Make an exact copy of the entries below, with all images left out.

Dataset entries on figures:
<<<<
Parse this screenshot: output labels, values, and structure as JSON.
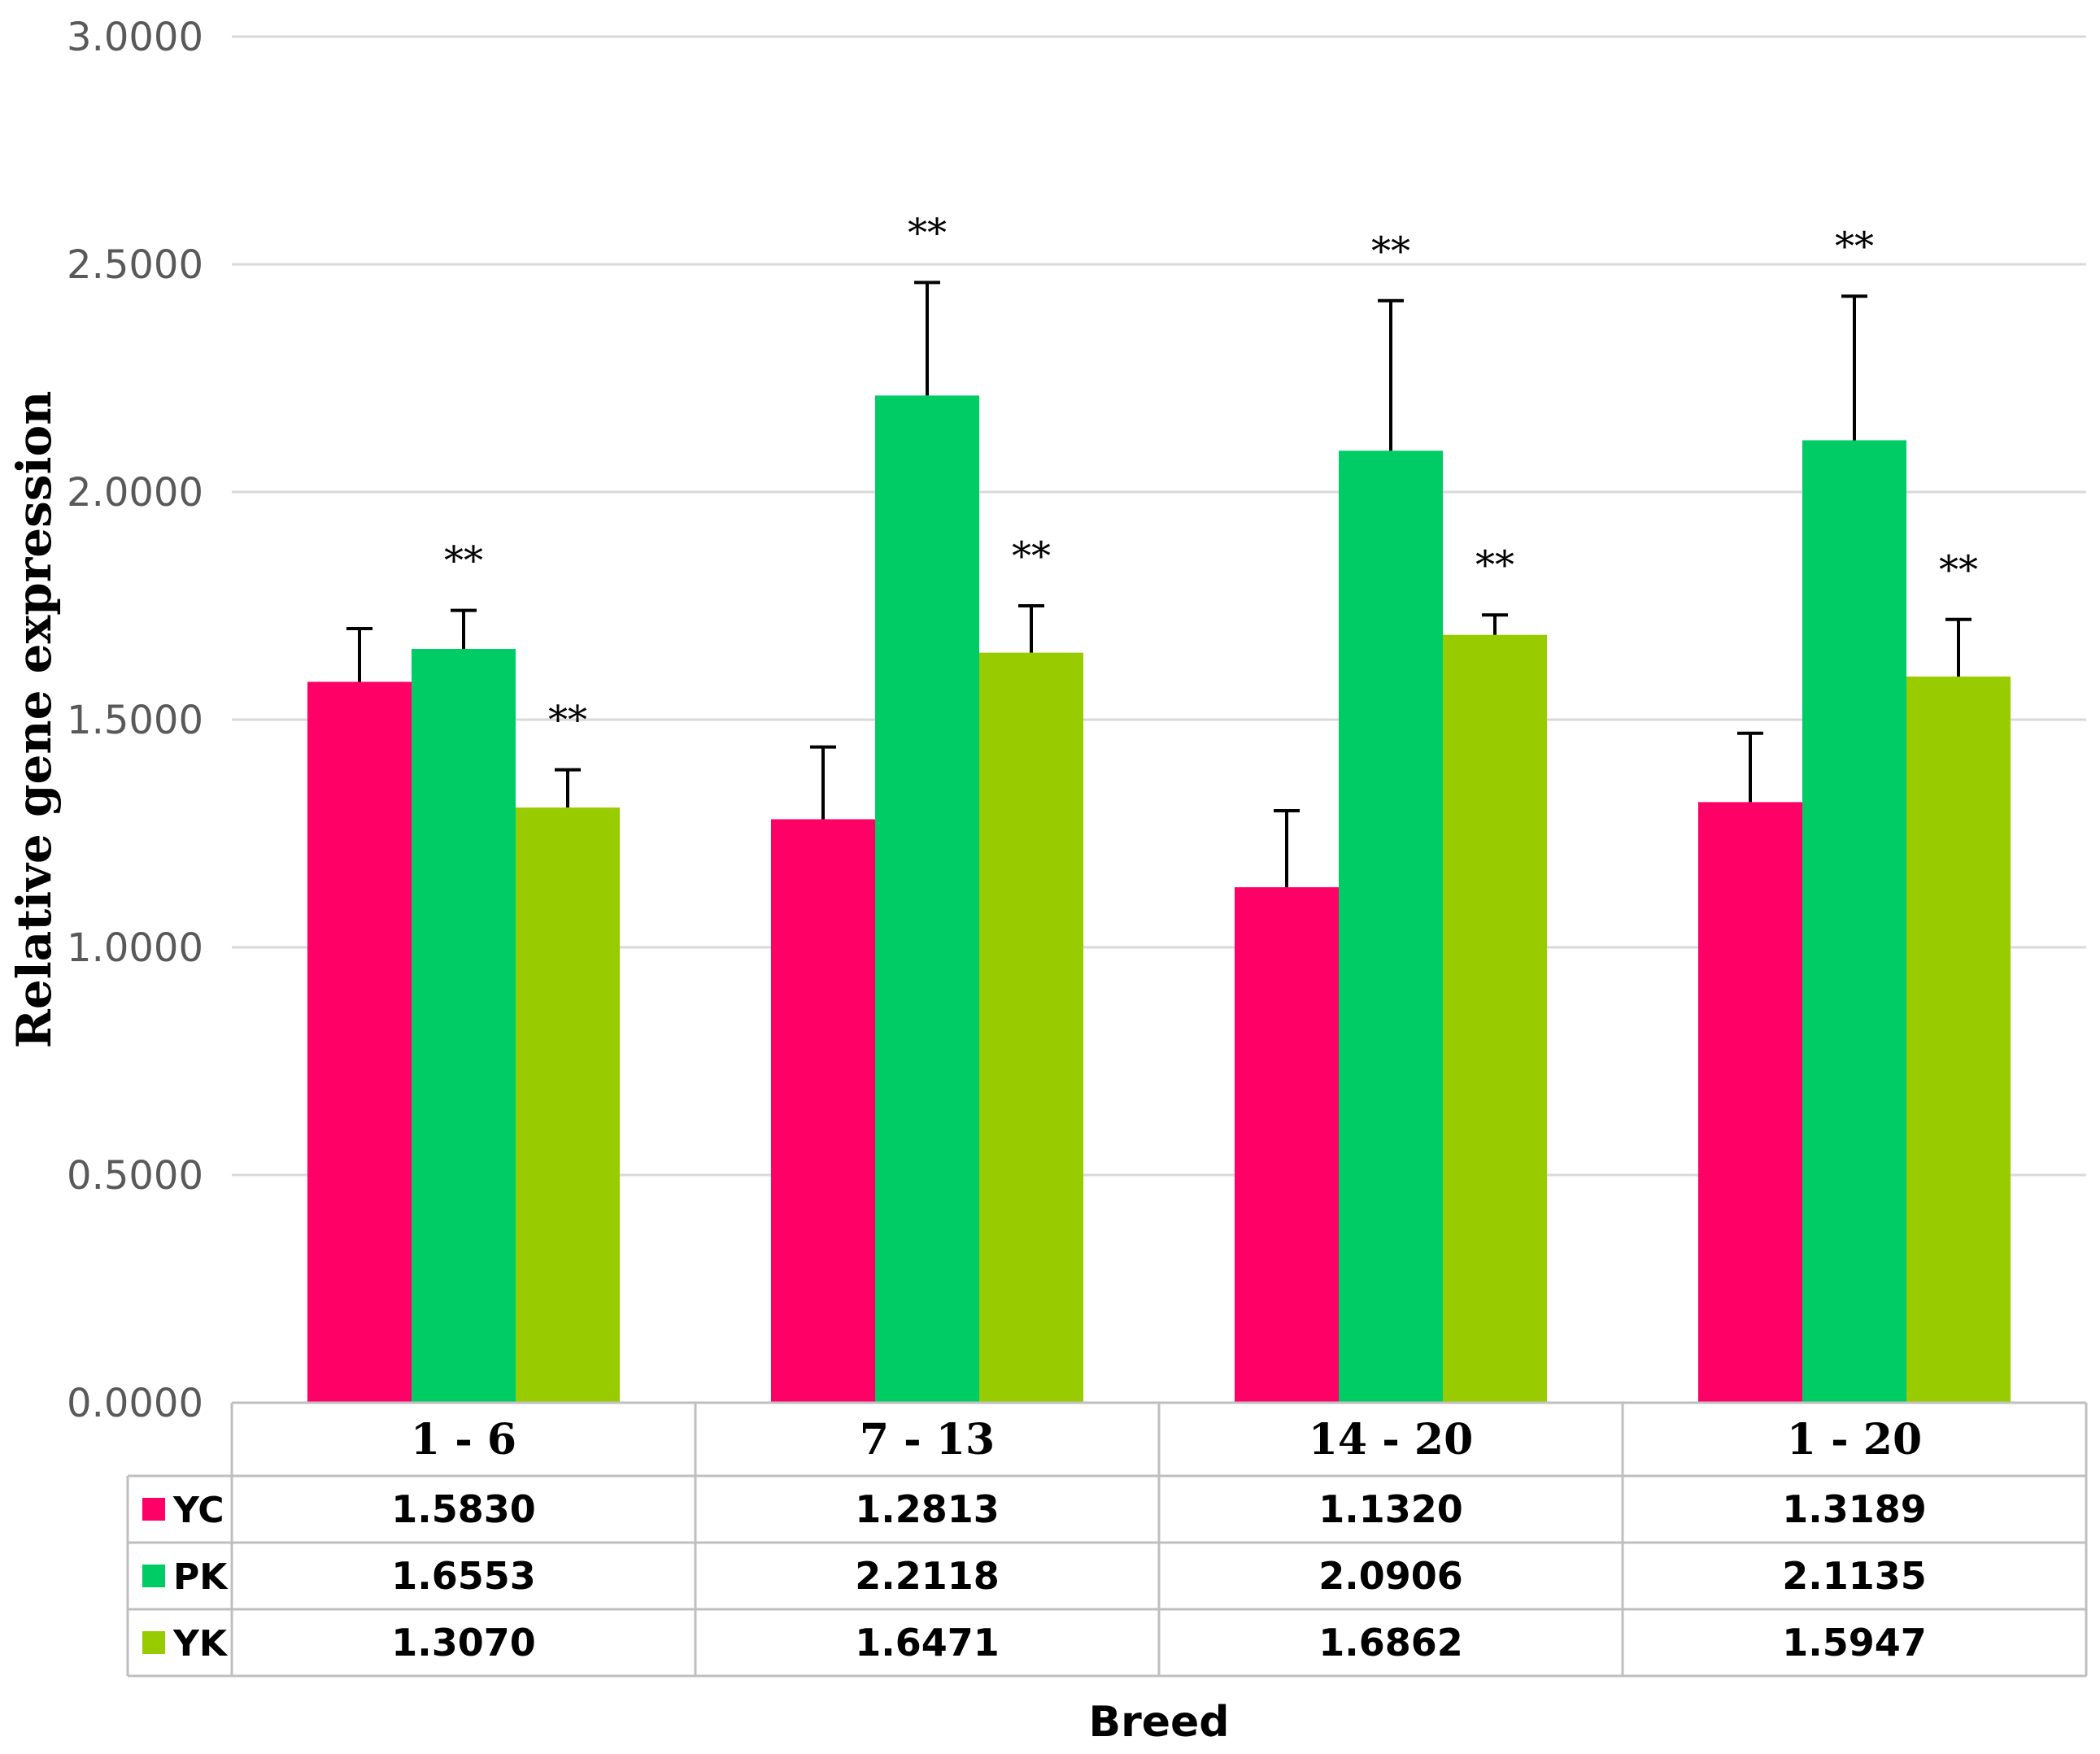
{
  "chart_data": {
    "type": "bar",
    "title": "",
    "xlabel": "Breed",
    "ylabel": "Relative gene expression",
    "ylim": [
      0,
      3
    ],
    "y_ticks": [
      {
        "value": 0,
        "label": "0.0000"
      },
      {
        "value": 0.5,
        "label": "0.5000"
      },
      {
        "value": 1,
        "label": "1.0000"
      },
      {
        "value": 1.5,
        "label": "1.5000"
      },
      {
        "value": 2,
        "label": "2.0000"
      },
      {
        "value": 2.5,
        "label": "2.5000"
      },
      {
        "value": 3,
        "label": "3.0000"
      }
    ],
    "grid": true,
    "categories": [
      "1 - 6",
      "7 - 13",
      "14 - 20",
      "1 - 20"
    ],
    "series": [
      {
        "name": "YC",
        "color": "#ff0066",
        "values": [
          1.583,
          1.2813,
          1.132,
          1.3189
        ],
        "labels": [
          "1.5830",
          "1.2813",
          "1.1320",
          "1.3189"
        ],
        "error_upper": [
          1.7,
          1.44,
          1.3,
          1.47
        ],
        "significance": [
          "",
          "",
          "",
          ""
        ]
      },
      {
        "name": "PK",
        "color": "#00cc66",
        "values": [
          1.6553,
          2.2118,
          2.0906,
          2.1135
        ],
        "labels": [
          "1.6553",
          "2.2118",
          "2.0906",
          "2.1135"
        ],
        "error_upper": [
          1.74,
          2.46,
          2.42,
          2.43
        ],
        "significance": [
          "**",
          "**",
          "**",
          "**"
        ]
      },
      {
        "name": "YK",
        "color": "#99cc00",
        "values": [
          1.307,
          1.6471,
          1.6862,
          1.5947
        ],
        "labels": [
          "1.3070",
          "1.6471",
          "1.6862",
          "1.5947"
        ],
        "error_upper": [
          1.39,
          1.75,
          1.73,
          1.72
        ],
        "significance": [
          "**",
          "**",
          "**",
          "**"
        ]
      }
    ],
    "data_table": true
  }
}
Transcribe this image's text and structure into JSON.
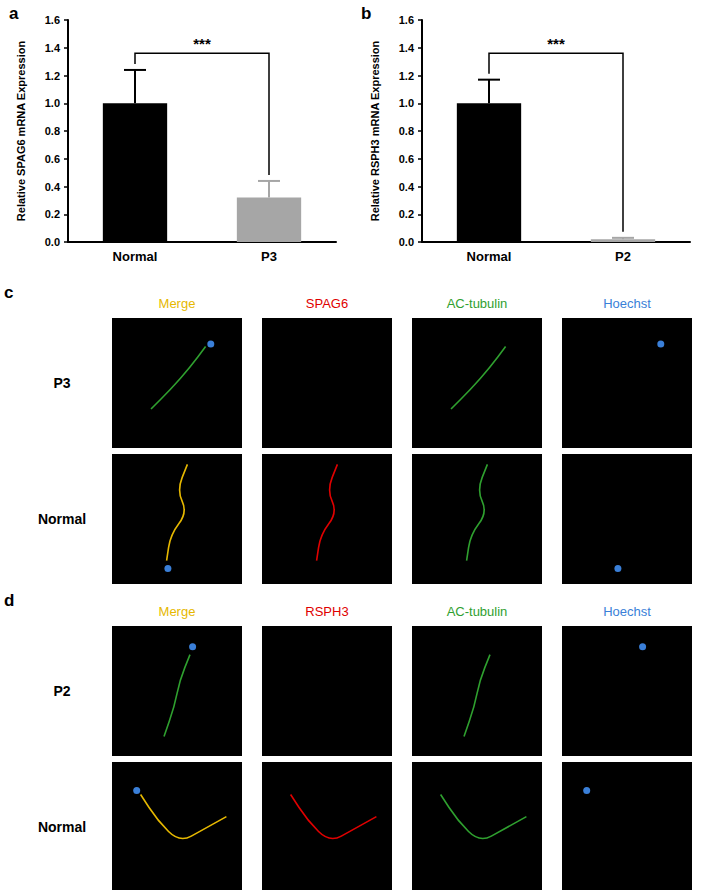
{
  "chart_data": [
    {
      "type": "bar",
      "title": "a",
      "y_label": "Relative SPAG6 mRNA Expression",
      "categories": [
        "Normal",
        "P3"
      ],
      "values": [
        1.0,
        0.32
      ],
      "errors": [
        0.24,
        0.12
      ],
      "colors": [
        "#000000",
        "#a6a6a6"
      ],
      "ylim": [
        0,
        1.6
      ],
      "yticks": [
        {
          "value": 0,
          "label": "0.0"
        },
        0.2,
        0.4,
        0.6,
        0.8,
        {
          "value": 1,
          "label": "1.0"
        },
        1.2,
        1.4,
        1.6
      ],
      "grid": false,
      "significance": {
        "label": "***",
        "between": [
          "Normal",
          "P3"
        ],
        "y": 1.36
      }
    },
    {
      "type": "bar",
      "title": "b",
      "y_label": "Relative RSPH3 mRNA Expression",
      "categories": [
        "Normal",
        "P2"
      ],
      "values": [
        1.0,
        0.02
      ],
      "errors": [
        0.17,
        0.01
      ],
      "colors": [
        "#000000",
        "#a6a6a6"
      ],
      "ylim": [
        0,
        1.6
      ],
      "yticks": [
        {
          "value": 0,
          "label": "0.0"
        },
        0.2,
        0.4,
        0.6,
        0.8,
        {
          "value": 1,
          "label": "1.0"
        },
        1.2,
        1.4,
        1.6
      ],
      "grid": false,
      "significance": {
        "label": "***",
        "between": [
          "Normal",
          "P2"
        ],
        "y": 1.36
      }
    }
  ],
  "image_panels": [
    {
      "label": "c",
      "columns": [
        {
          "label": "Merge",
          "color": "#e6b800"
        },
        {
          "label": "SPAG6",
          "color": "#e00000"
        },
        {
          "label": "AC-tubulin",
          "color": "#2fa02f"
        },
        {
          "label": "Hoechst",
          "color": "#3a7fd8"
        }
      ],
      "rows": [
        {
          "label": "P3",
          "signals": [
            "AC-tubulin",
            "Hoechst"
          ]
        },
        {
          "label": "Normal",
          "signals": [
            "SPAG6",
            "AC-tubulin",
            "Hoechst"
          ]
        }
      ]
    },
    {
      "label": "d",
      "columns": [
        {
          "label": "Merge",
          "color": "#e6b800"
        },
        {
          "label": "RSPH3",
          "color": "#e00000"
        },
        {
          "label": "AC-tubulin",
          "color": "#2fa02f"
        },
        {
          "label": "Hoechst",
          "color": "#3a7fd8"
        }
      ],
      "rows": [
        {
          "label": "P2",
          "signals": [
            "AC-tubulin",
            "Hoechst"
          ]
        },
        {
          "label": "Normal",
          "signals": [
            "RSPH3",
            "AC-tubulin",
            "Hoechst"
          ]
        }
      ]
    }
  ]
}
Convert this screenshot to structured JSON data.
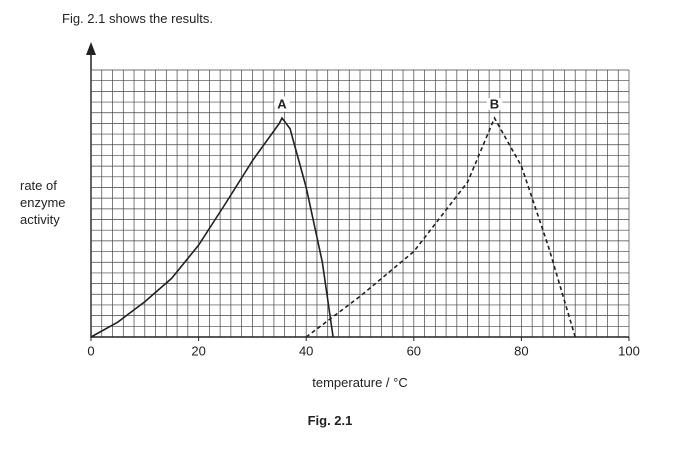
>>>>
Your solution:
Parse this screenshot: output labels, values, and structure as JSON.
{
  "chart_data": {
    "type": "bar",
    "title": "",
    "xlabel": "Breed",
    "ylabel": "Relative gene expression",
    "ylim": [
      0,
      3
    ],
    "y_ticks": [
      {
        "value": 0,
        "label": "0.0000"
      },
      {
        "value": 0.5,
        "label": "0.5000"
      },
      {
        "value": 1,
        "label": "1.0000"
      },
      {
        "value": 1.5,
        "label": "1.5000"
      },
      {
        "value": 2,
        "label": "2.0000"
      },
      {
        "value": 2.5,
        "label": "2.5000"
      },
      {
        "value": 3,
        "label": "3.0000"
      }
    ],
    "grid": true,
    "categories": [
      "1 - 6",
      "7 - 13",
      "14 - 20",
      "1 - 20"
    ],
    "series": [
      {
        "name": "YC",
        "color": "#ff0066",
        "values": [
          1.583,
          1.2813,
          1.132,
          1.3189
        ],
        "labels": [
          "1.5830",
          "1.2813",
          "1.1320",
          "1.3189"
        ],
        "error_upper": [
          1.7,
          1.44,
          1.3,
          1.47
        ],
        "significance": [
          "",
          "",
          "",
          ""
        ]
      },
      {
        "name": "PK",
        "color": "#00cc66",
        "values": [
          1.6553,
          2.2118,
          2.0906,
          2.1135
        ],
        "labels": [
          "1.6553",
          "2.2118",
          "2.0906",
          "2.1135"
        ],
        "error_upper": [
          1.74,
          2.46,
          2.42,
          2.43
        ],
        "significance": [
          "**",
          "**",
          "**",
          "**"
        ]
      },
      {
        "name": "YK",
        "color": "#99cc00",
        "values": [
          1.307,
          1.6471,
          1.6862,
          1.5947
        ],
        "labels": [
          "1.3070",
          "1.6471",
          "1.6862",
          "1.5947"
        ],
        "error_upper": [
          1.39,
          1.75,
          1.73,
          1.72
        ],
        "significance": [
          "**",
          "**",
          "**",
          "**"
        ]
      }
    ],
    "data_table": true
  }
}
Transcribe this image's text and structure into JSON.
{
  "chart_data": [
    {
      "type": "bar",
      "title": "a",
      "y_label": "Relative SPAG6 mRNA Expression",
      "categories": [
        "Normal",
        "P3"
      ],
      "values": [
        1.0,
        0.32
      ],
      "errors": [
        0.24,
        0.12
      ],
      "colors": [
        "#000000",
        "#a6a6a6"
      ],
      "ylim": [
        0,
        1.6
      ],
      "yticks": [
        {
          "value": 0,
          "label": "0.0"
        },
        0.2,
        0.4,
        0.6,
        0.8,
        {
          "value": 1,
          "label": "1.0"
        },
        1.2,
        1.4,
        1.6
      ],
      "grid": false,
      "significance": {
        "label": "***",
        "between": [
          "Normal",
          "P3"
        ],
        "y": 1.36
      }
    },
    {
      "type": "bar",
      "title": "b",
      "y_label": "Relative RSPH3 mRNA Expression",
      "categories": [
        "Normal",
        "P2"
      ],
      "values": [
        1.0,
        0.02
      ],
      "errors": [
        0.17,
        0.01
      ],
      "colors": [
        "#000000",
        "#a6a6a6"
      ],
      "ylim": [
        0,
        1.6
      ],
      "yticks": [
        {
          "value": 0,
          "label": "0.0"
        },
        0.2,
        0.4,
        0.6,
        0.8,
        {
          "value": 1,
          "label": "1.0"
        },
        1.2,
        1.4,
        1.6
      ],
      "grid": false,
      "significance": {
        "label": "***",
        "between": [
          "Normal",
          "P2"
        ],
        "y": 1.36
      }
    }
  ],
  "image_panels": [
    {
      "label": "c",
      "columns": [
        {
          "label": "Merge",
          "color": "#e6b800"
        },
        {
          "label": "SPAG6",
          "color": "#e00000"
        },
        {
          "label": "AC-tubulin",
          "color": "#2fa02f"
        },
        {
          "label": "Hoechst",
          "color": "#3a7fd8"
        }
      ],
      "rows": [
        {
          "label": "P3",
          "signals": [
            "AC-tubulin",
            "Hoechst"
          ]
        },
        {
          "label": "Normal",
          "signals": [
            "SPAG6",
            "AC-tubulin",
            "Hoechst"
          ]
        }
      ]
    },
    {
      "label": "d",
      "columns": [
        {
          "label": "Merge",
          "color": "#e6b800"
        },
        {
          "label": "RSPH3",
          "color": "#e00000"
        },
        {
          "label": "AC-tubulin",
          "color": "#2fa02f"
        },
        {
          "label": "Hoechst",
          "color": "#3a7fd8"
        }
      ],
      "rows": [
        {
          "label": "P2",
          "signals": [
            "AC-tubulin",
            "Hoechst"
          ]
        },
        {
          "label": "Normal",
          "signals": [
            "RSPH3",
            "AC-tubulin",
            "Hoechst"
          ]
        }
      ]
    }
  ]
}
Convert this screenshot to structured JSON data.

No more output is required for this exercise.